--- WRITTEN INSTRUCTION ---
Return a copy of each line that holds the string "frac".

--- PROVIDED DATA ---
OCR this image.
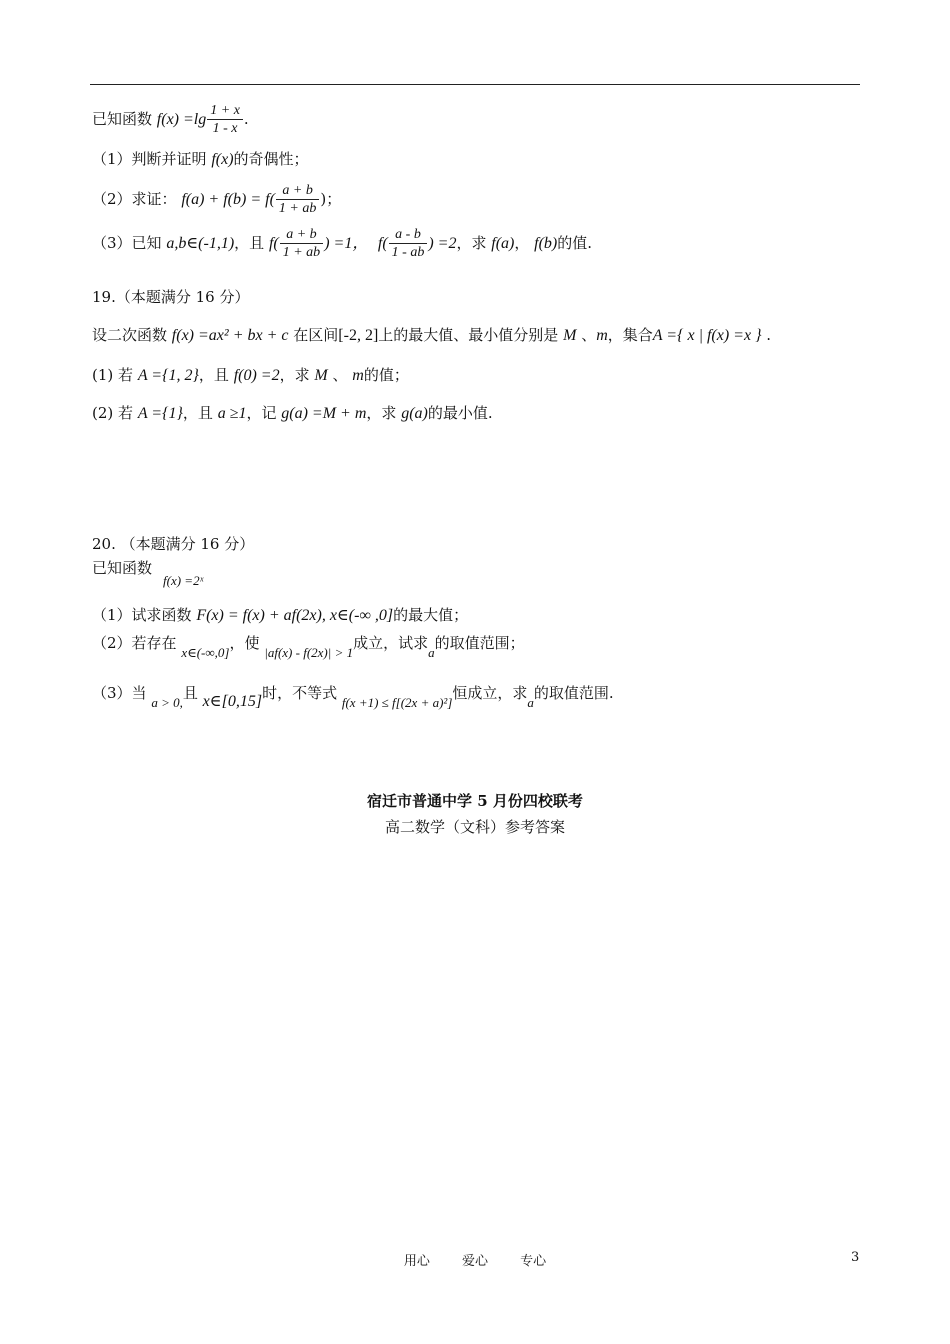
已知函数 $f(x) =\lg \frac{1 + x}{1 - x}$ .
（1）判断并证明 f(x)的奇偶性；
（2）求证： $f(a) + f(b) = f( \frac{a + b}{1 + ab}$ )；
（3）已知 a,b∈(-1,1)，且 $f( \frac{a + b}{1 + ab}$ ) =1， $f( \frac{a - b}{1 - ab}$ ) =2，求 f(a)， f(b)的值.
19.（本题满分 16 分）
设二次函数 f(x) =ax² + bx + c 在区间[-2, 2]上的最大值、最小值分别是 M 、m，集合A ={ x | f(x) =x } .
(1) 若 A ={1, 2}，且 f(0) =2，求 M 、 m的值；
(2) 若 A ={1}，且 a ≥1，记 g(a) =M + m，求 g(a)的最小值.
20. （本题满分 16 分）
已知函数
f(x) =2ˣ
（1）试求函数 F(x) = f(x) + af(2x), x∈(-∞ ,0]的最大值；
（2）若存在 x∈(-∞,0]，使 |af(x) - f(2x)| > 1成立，试求a的取值范围；
（3）当 a > 0,且 x∈[0,15]时，不等式 f(x +1) ≤ f[(2x + a)²]恒成立，求a的取值范围.
宿迁市普通中学 5 月份四校联考
高二数学（文科）参考答案
用心 爱心 专心	3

--- FULL RESPONSE ---
已知函数 $f(x) =\lg \frac{1 + x}{1 - x}$ .
（2）求证： $f(a) + f(b) = f( \frac{a + b}{1 + ab}$ )；
（3）已知 a,b∈(-1,1)，且 $f( \frac{a + b}{1 + ab}$ ) =1， $f( \frac{a - b}{1 - ab}$ ) =2，求 f(a)， f(b)的值.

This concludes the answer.